(Items from a figure collection)
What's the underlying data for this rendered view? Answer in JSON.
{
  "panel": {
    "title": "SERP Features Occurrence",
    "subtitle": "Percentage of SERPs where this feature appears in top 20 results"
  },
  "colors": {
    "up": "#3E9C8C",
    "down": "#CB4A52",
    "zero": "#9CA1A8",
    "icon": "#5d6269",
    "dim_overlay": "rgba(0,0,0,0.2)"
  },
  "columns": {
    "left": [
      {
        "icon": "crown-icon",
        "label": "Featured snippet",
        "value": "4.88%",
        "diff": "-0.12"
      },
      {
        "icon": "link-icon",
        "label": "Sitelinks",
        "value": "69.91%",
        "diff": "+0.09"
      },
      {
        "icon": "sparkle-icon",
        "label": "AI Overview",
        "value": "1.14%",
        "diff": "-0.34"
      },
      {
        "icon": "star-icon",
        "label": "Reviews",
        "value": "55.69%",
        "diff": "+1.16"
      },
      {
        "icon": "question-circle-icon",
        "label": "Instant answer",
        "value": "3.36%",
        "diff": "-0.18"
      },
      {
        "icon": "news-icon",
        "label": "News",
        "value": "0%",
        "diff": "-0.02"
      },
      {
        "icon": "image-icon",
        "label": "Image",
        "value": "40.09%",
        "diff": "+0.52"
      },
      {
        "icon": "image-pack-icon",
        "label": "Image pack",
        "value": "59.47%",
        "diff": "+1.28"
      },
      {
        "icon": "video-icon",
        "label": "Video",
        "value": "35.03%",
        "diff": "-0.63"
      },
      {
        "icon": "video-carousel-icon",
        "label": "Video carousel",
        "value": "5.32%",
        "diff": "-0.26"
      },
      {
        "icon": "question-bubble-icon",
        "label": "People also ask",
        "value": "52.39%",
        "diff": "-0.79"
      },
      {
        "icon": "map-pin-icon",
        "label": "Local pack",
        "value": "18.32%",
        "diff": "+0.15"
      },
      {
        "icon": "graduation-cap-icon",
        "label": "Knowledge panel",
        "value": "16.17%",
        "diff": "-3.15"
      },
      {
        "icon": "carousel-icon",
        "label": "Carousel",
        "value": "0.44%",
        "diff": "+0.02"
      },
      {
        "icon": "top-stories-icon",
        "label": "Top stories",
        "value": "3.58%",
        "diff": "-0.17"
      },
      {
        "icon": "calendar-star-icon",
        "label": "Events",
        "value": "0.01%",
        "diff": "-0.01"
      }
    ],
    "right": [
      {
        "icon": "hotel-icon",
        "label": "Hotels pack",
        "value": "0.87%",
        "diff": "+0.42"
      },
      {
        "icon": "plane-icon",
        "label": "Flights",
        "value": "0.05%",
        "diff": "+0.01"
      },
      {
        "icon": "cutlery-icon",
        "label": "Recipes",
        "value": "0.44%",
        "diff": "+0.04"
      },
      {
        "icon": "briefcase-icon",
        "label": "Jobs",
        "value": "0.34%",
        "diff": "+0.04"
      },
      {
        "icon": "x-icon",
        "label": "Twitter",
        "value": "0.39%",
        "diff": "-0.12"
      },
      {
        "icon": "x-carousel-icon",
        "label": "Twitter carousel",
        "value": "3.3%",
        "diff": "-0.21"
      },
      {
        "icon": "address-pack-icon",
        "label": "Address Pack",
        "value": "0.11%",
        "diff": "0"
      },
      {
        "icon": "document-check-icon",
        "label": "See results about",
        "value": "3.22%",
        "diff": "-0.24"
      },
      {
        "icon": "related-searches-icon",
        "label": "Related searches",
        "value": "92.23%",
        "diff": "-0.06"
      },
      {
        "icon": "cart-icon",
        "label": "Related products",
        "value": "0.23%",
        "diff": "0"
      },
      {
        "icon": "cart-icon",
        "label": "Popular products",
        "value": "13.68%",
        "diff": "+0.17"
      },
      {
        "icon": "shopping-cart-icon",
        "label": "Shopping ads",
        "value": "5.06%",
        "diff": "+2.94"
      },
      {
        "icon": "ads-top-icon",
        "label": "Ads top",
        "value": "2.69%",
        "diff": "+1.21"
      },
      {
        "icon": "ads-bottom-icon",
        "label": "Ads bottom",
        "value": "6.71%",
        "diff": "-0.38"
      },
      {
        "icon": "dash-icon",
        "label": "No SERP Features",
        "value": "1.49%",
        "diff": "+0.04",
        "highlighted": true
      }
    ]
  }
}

◆ **PROMPT**
Count the lines above in which the word "searches" appears, then state only that count.

◆ **RESULT**
2